__What you will do__:
Make an exact copy of the lines below.
══════
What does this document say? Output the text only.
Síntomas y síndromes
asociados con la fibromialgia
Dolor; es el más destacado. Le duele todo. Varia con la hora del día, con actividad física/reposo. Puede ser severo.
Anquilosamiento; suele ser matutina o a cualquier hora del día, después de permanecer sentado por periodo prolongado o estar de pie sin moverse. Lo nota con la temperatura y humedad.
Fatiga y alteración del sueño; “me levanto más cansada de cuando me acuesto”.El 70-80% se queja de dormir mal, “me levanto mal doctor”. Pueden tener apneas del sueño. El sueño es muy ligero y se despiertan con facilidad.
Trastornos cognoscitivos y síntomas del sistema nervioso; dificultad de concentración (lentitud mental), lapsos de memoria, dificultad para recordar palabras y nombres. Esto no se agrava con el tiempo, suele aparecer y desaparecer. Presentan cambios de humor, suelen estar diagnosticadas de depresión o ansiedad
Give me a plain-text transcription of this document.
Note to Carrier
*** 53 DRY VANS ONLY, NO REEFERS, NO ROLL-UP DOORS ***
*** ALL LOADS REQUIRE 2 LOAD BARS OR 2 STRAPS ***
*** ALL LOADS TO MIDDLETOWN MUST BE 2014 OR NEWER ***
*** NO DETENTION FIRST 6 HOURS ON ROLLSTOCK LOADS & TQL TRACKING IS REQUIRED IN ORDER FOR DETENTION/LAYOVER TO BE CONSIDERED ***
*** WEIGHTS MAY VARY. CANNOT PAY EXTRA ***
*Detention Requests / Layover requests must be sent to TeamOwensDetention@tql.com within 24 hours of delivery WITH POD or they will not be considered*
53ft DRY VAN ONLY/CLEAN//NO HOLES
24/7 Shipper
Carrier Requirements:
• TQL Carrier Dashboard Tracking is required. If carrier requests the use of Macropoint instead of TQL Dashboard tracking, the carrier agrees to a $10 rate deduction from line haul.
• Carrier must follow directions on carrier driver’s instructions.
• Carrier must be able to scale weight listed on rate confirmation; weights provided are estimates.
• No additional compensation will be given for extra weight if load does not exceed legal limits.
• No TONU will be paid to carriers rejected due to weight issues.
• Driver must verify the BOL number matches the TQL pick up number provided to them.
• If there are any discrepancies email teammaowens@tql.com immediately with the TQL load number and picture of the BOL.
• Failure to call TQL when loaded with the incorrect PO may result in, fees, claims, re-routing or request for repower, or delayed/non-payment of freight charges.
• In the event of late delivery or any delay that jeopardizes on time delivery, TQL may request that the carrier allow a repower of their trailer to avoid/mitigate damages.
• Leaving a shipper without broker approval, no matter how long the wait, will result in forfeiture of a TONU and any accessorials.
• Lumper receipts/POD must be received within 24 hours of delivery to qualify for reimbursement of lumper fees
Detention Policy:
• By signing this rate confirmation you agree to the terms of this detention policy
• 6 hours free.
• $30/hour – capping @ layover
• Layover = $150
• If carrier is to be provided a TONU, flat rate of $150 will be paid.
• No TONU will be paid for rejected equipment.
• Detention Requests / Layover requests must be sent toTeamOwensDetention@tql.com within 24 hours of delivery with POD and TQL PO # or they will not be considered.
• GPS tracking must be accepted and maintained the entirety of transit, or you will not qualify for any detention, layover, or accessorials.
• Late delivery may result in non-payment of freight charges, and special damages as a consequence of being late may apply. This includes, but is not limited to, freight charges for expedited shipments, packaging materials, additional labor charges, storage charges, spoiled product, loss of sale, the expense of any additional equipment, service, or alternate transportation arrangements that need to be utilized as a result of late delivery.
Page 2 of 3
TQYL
══════
__Reply to the exercise__:
What does this document say? Output the text only.
Síntomas y síndromes
asociados con la fibromialgia
Dolor; es el más destacado. Le duele todo. Varia con la hora del día, con actividad física/reposo. Puede ser severo.
Anquilosamiento; suele ser matutina o a cualquier hora del día, después de permanecer sentado por periodo prolongado o estar de pie sin moverse. Lo nota con la temperatura y humedad.
Fatiga y alteración del sueño; “me levanto más cansada de cuando me acuesto”.El 70-80% se queja de dormir mal, “me levanto mal doctor”. Pueden tener apneas del sueño. El sueño es muy ligero y se despiertan con facilidad.
Trastornos cognoscitivos y síntomas del sistema nervioso; dificultad de concentración (lentitud mental), lapsos de memoria, dificultad para recordar palabras y nombres. Esto no se agrava con el tiempo, suele aparecer y desaparecer. Presentan cambios de humor, suelen estar diagnosticadas de depresión o ansiedad
Give me a plain-text transcription of this document.
Note to Carrier
*** 53 DRY VANS ONLY, NO REEFERS, NO ROLL-UP DOORS ***
*** ALL LOADS REQUIRE 2 LOAD BARS OR 2 STRAPS ***
*** ALL LOADS TO MIDDLETOWN MUST BE 2014 OR NEWER ***
*** NO DETENTION FIRST 6 HOURS ON ROLLSTOCK LOADS & TQL TRACKING IS REQUIRED IN ORDER FOR DETENTION/LAYOVER TO BE CONSIDERED ***
*** WEIGHTS MAY VARY. CANNOT PAY EXTRA ***
*Detention Requests / Layover requests must be sent to TeamOwensDetention@tql.com within 24 hours of delivery WITH POD or they will not be considered*
53ft DRY VAN ONLY/CLEAN//NO HOLES
24/7 Shipper
Carrier Requirements:
• TQL Carrier Dashboard Tracking is required. If carrier requests the use of Macropoint instead of TQL Dashboard tracking, the carrier agrees to a $10 rate deduction from line haul.
• Carrier must follow directions on carrier driver’s instructions.
• Carrier must be able to scale weight listed on rate confirmation; weights provided are estimates.
• No additional compensation will be given for extra weight if load does not exceed legal limits.
• No TONU will be paid to carriers rejected due to weight issues.
• Driver must verify the BOL number matches the TQL pick up number provided to them.
• If there are any discrepancies email teammaowens@tql.com immediately with the TQL load number and picture of the BOL.
• Failure to call TQL when loaded with the incorrect PO may result in, fees, claims, re-routing or request for repower, or delayed/non-payment of freight charges.
• In the event of late delivery or any delay that jeopardizes on time delivery, TQL may request that the carrier allow a repower of their trailer to avoid/mitigate damages.
• Leaving a shipper without broker approval, no matter how long the wait, will result in forfeiture of a TONU and any accessorials.
• Lumper receipts/POD must be received within 24 hours of delivery to qualify for reimbursement of lumper fees
Detention Policy:
• By signing this rate confirmation you agree to the terms of this detention policy
• 6 hours free.
• $30/hour – capping @ layover
• Layover = $150
• If carrier is to be provided a TONU, flat rate of $150 will be paid.
• No TONU will be paid for rejected equipment.
• Detention Requests / Layover requests must be sent toTeamOwensDetention@tql.com within 24 hours of delivery with POD and TQL PO # or they will not be considered.
• GPS tracking must be accepted and maintained the entirety of transit, or you will not qualify for any detention, layover, or accessorials.
• Late delivery may result in non-payment of freight charges, and special damages as a consequence of being late may apply. This includes, but is not limited to, freight charges for expedited shipments, packaging materials, additional labor charges, storage charges, spoiled product, loss of sale, the expense of any additional equipment, service, or alternate transportation arrangements that need to be utilized as a result of late delivery.
Page 2 of 3
TQYL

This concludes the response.